■ **REQUIREMENT**:
The exercise asks for every line of the data to be reproduced exactly.

■ **Data entries**:
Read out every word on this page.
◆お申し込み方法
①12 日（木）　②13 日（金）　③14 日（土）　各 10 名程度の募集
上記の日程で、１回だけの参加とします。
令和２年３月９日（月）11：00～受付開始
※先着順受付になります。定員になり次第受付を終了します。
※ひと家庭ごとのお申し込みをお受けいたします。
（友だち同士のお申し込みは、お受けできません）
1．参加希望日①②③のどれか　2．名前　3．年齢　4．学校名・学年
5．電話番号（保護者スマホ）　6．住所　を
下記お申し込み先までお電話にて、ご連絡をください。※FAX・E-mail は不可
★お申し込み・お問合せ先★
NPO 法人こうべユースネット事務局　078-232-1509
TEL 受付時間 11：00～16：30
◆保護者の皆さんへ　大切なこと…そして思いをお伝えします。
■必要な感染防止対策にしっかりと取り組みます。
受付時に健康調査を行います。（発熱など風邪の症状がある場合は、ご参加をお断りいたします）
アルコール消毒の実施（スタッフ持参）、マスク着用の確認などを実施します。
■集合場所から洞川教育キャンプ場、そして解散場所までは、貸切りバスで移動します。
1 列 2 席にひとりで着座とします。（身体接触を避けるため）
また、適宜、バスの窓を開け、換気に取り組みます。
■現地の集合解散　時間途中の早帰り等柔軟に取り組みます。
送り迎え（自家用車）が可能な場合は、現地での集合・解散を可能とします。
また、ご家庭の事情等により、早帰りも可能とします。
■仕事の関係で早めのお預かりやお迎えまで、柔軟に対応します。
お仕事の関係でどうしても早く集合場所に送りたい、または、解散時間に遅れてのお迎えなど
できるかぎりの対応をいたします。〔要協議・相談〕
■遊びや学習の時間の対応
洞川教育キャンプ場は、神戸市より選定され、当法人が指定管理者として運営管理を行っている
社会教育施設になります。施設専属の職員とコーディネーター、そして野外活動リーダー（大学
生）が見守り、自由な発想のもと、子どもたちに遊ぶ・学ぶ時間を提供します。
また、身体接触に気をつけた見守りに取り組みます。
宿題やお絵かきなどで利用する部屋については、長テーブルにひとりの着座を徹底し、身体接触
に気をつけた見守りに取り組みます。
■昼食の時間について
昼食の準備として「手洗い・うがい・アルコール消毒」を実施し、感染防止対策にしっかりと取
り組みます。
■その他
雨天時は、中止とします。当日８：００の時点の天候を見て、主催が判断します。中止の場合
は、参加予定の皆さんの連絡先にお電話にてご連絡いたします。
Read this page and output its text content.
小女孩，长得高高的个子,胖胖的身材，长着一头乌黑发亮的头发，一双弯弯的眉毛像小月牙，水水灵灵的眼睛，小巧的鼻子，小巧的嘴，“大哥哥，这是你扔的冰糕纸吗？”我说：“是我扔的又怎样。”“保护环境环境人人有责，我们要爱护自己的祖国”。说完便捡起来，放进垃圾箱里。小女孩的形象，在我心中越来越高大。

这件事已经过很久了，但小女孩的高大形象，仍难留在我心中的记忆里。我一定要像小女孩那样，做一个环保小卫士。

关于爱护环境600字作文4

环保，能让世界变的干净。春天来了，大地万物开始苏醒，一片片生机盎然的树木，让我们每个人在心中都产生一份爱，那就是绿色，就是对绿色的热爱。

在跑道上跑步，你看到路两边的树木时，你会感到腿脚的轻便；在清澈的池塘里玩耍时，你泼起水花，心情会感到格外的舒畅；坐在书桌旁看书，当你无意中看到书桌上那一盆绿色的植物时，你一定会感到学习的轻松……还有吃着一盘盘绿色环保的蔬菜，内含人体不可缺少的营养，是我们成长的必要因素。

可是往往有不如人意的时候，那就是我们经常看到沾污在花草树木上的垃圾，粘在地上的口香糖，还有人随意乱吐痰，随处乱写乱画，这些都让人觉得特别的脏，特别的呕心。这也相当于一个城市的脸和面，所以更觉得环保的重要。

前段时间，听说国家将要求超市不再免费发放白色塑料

■ **SOLUTION BELOW**:
Read out every word on this page.
◆お申し込み方法
①12 日（木）　②13 日（金）　③14 日（土）　各 10 名程度の募集
上記の日程で、１回だけの参加とします。
令和２年３月９日（月）11：00～受付開始
※先着順受付になります。定員になり次第受付を終了します。
※ひと家庭ごとのお申し込みをお受けいたします。
（友だち同士のお申し込みは、お受けできません）
1．参加希望日①②③のどれか　2．名前　3．年齢　4．学校名・学年
5．電話番号（保護者スマホ）　6．住所　を
下記お申し込み先までお電話にて、ご連絡をください。※FAX・E-mail は不可
★お申し込み・お問合せ先★
NPO 法人こうべユースネット事務局　078-232-1509
TEL 受付時間 11：00～16：30
◆保護者の皆さんへ　大切なこと…そして思いをお伝えします。
■必要な感染防止対策にしっかりと取り組みます。
受付時に健康調査を行います。（発熱など風邪の症状がある場合は、ご参加をお断りいたします）
アルコール消毒の実施（スタッフ持参）、マスク着用の確認などを実施します。
■集合場所から洞川教育キャンプ場、そして解散場所までは、貸切りバスで移動します。
1 列 2 席にひとりで着座とします。（身体接触を避けるため）
また、適宜、バスの窓を開け、換気に取り組みます。
■現地の集合解散　時間途中の早帰り等柔軟に取り組みます。
送り迎え（自家用車）が可能な場合は、現地での集合・解散を可能とします。
また、ご家庭の事情等により、早帰りも可能とします。
■仕事の関係で早めのお預かりやお迎えまで、柔軟に対応します。
お仕事の関係でどうしても早く集合場所に送りたい、または、解散時間に遅れてのお迎えなど
できるかぎりの対応をいたします。〔要協議・相談〕
■遊びや学習の時間の対応
洞川教育キャンプ場は、神戸市より選定され、当法人が指定管理者として運営管理を行っている
社会教育施設になります。施設専属の職員とコーディネーター、そして野外活動リーダー（大学
生）が見守り、自由な発想のもと、子どもたちに遊ぶ・学ぶ時間を提供します。
また、身体接触に気をつけた見守りに取り組みます。
宿題やお絵かきなどで利用する部屋については、長テーブルにひとりの着座を徹底し、身体接触
に気をつけた見守りに取り組みます。
■昼食の時間について
昼食の準備として「手洗い・うがい・アルコール消毒」を実施し、感染防止対策にしっかりと取
り組みます。
■その他
雨天時は、中止とします。当日８：００の時点の天候を見て、主催が判断します。中止の場合
は、参加予定の皆さんの連絡先にお電話にてご連絡いたします。
Read this page and output its text content.
小女孩，长得高高的个子,胖胖的身材，长着一头乌黑发亮的头发，一双弯弯的眉毛像小月牙，水水灵灵的眼睛，小巧的鼻子，小巧的嘴，“大哥哥，这是你扔的冰糕纸吗？”我说：“是我扔的又怎样。”“保护环境环境人人有责，我们要爱护自己的祖国”。说完便捡起来，放进垃圾箱里。小女孩的形象，在我心中越来越高大。

这件事已经过很久了，但小女孩的高大形象，仍难留在我心中的记忆里。我一定要像小女孩那样，做一个环保小卫士。

关于爱护环境600字作文4

环保，能让世界变的干净。春天来了，大地万物开始苏醒，一片片生机盎然的树木，让我们每个人在心中都产生一份爱，那就是绿色，就是对绿色的热爱。

在跑道上跑步，你看到路两边的树木时，你会感到腿脚的轻便；在清澈的池塘里玩耍时，你泼起水花，心情会感到格外的舒畅；坐在书桌旁看书，当你无意中看到书桌上那一盆绿色的植物时，你一定会感到学习的轻松……还有吃着一盘盘绿色环保的蔬菜，内含人体不可缺少的营养，是我们成长的必要因素。

可是往往有不如人意的时候，那就是我们经常看到沾污在花草树木上的垃圾，粘在地上的口香糖，还有人随意乱吐痰，随处乱写乱画，这些都让人觉得特别的脏，特别的呕心。这也相当于一个城市的脸和面，所以更觉得环保的重要。

前段时间，听说国家将要求超市不再免费发放白色塑料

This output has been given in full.